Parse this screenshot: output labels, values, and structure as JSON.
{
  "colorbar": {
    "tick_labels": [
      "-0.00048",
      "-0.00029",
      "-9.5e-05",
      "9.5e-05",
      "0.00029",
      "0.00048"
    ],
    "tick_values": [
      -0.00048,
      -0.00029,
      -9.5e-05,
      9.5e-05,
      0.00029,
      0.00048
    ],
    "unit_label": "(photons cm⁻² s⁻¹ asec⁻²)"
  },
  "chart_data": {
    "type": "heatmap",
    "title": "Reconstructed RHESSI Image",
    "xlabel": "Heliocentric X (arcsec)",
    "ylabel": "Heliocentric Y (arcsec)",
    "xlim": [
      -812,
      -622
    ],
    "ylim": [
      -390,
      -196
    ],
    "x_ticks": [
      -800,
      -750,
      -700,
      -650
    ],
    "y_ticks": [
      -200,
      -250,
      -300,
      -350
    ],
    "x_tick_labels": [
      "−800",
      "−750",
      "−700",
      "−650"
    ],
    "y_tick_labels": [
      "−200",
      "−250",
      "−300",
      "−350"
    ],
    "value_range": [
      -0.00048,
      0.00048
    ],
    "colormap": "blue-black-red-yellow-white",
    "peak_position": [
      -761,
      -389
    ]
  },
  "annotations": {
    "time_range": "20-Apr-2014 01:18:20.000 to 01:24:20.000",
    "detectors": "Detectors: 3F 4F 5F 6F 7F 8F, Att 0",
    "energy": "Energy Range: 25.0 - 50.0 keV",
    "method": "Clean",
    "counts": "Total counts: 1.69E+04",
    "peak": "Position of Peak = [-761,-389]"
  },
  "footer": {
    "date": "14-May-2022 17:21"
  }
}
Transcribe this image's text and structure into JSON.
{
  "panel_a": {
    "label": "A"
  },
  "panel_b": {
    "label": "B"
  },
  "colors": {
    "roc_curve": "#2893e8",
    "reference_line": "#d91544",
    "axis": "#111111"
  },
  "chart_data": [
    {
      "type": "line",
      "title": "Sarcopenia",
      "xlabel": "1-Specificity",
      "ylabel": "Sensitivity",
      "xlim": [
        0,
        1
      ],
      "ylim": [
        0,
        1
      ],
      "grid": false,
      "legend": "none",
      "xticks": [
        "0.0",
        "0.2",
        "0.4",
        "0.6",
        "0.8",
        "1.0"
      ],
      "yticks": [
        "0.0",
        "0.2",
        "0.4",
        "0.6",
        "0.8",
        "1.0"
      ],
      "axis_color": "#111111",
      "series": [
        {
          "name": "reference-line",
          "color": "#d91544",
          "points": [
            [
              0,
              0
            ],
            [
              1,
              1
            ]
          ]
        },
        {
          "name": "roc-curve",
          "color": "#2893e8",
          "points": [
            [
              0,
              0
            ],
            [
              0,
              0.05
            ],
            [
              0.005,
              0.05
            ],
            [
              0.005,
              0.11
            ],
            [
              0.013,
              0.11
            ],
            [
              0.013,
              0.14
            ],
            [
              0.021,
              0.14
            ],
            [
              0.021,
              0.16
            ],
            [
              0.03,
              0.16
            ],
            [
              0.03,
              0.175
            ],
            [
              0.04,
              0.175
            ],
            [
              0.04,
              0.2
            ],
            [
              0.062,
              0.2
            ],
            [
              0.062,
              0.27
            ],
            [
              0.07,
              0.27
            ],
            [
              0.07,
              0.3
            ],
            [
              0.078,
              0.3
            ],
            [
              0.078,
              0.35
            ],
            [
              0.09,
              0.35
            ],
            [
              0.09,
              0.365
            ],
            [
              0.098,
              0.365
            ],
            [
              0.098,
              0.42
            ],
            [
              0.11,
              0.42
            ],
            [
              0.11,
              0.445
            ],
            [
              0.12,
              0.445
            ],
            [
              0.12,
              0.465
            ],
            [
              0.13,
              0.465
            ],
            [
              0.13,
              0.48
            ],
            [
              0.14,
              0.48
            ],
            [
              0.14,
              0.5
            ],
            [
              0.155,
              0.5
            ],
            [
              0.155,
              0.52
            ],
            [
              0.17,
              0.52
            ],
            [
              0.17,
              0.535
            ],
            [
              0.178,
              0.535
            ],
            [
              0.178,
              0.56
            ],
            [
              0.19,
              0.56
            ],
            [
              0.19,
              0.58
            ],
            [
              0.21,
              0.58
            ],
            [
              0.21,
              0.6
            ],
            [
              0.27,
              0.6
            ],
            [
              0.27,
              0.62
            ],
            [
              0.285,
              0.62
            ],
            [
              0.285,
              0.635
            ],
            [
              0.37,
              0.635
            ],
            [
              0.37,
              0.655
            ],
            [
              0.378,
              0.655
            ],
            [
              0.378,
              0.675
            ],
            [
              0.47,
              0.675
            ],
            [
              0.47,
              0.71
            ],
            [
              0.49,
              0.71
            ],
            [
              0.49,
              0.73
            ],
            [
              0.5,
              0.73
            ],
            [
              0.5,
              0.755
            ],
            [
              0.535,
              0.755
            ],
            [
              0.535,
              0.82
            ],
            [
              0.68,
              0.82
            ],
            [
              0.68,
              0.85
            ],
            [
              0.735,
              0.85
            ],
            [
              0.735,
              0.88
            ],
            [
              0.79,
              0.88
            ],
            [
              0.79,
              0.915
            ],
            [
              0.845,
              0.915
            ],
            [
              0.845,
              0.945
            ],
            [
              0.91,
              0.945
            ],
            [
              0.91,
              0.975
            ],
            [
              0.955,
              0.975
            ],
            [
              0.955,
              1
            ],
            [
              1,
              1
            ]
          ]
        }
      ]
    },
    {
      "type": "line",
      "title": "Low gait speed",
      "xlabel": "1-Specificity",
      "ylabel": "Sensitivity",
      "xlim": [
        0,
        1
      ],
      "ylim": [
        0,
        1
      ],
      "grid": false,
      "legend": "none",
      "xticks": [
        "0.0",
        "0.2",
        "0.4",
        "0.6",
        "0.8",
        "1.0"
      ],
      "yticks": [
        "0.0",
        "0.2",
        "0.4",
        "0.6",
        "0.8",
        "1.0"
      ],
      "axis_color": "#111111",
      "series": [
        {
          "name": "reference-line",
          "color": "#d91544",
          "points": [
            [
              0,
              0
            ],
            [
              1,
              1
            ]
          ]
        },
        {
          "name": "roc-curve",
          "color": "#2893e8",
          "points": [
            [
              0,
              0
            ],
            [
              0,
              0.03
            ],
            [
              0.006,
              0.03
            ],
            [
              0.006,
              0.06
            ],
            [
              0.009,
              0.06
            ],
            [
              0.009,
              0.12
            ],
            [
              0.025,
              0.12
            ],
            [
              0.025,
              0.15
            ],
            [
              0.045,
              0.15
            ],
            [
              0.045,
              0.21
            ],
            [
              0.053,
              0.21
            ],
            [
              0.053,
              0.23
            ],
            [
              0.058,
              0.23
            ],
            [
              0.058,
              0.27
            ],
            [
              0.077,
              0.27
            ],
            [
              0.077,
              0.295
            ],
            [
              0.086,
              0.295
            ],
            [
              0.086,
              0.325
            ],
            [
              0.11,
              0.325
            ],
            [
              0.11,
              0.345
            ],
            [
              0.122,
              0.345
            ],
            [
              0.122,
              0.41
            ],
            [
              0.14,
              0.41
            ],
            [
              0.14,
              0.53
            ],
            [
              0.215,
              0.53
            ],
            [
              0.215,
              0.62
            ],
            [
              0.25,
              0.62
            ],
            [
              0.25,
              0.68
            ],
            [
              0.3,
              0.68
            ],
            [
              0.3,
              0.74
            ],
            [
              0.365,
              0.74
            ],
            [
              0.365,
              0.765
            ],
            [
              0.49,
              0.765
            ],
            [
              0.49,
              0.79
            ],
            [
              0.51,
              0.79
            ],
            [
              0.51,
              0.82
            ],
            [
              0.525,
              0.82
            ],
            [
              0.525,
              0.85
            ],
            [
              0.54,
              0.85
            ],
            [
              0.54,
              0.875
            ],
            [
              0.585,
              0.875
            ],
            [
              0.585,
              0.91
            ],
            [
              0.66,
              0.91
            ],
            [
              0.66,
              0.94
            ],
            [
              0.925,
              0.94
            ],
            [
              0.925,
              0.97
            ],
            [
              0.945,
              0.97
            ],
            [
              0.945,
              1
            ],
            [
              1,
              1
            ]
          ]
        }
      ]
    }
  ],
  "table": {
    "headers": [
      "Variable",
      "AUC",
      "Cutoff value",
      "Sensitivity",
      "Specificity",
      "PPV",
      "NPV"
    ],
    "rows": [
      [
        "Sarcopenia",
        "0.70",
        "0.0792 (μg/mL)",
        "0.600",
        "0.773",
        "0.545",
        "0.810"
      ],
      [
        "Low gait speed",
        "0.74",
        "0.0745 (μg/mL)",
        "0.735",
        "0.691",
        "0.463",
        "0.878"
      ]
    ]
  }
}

> [Problem requirements]: Give nothing but the number of lines containing the string "Heliocentric".

> [Complete output]: 2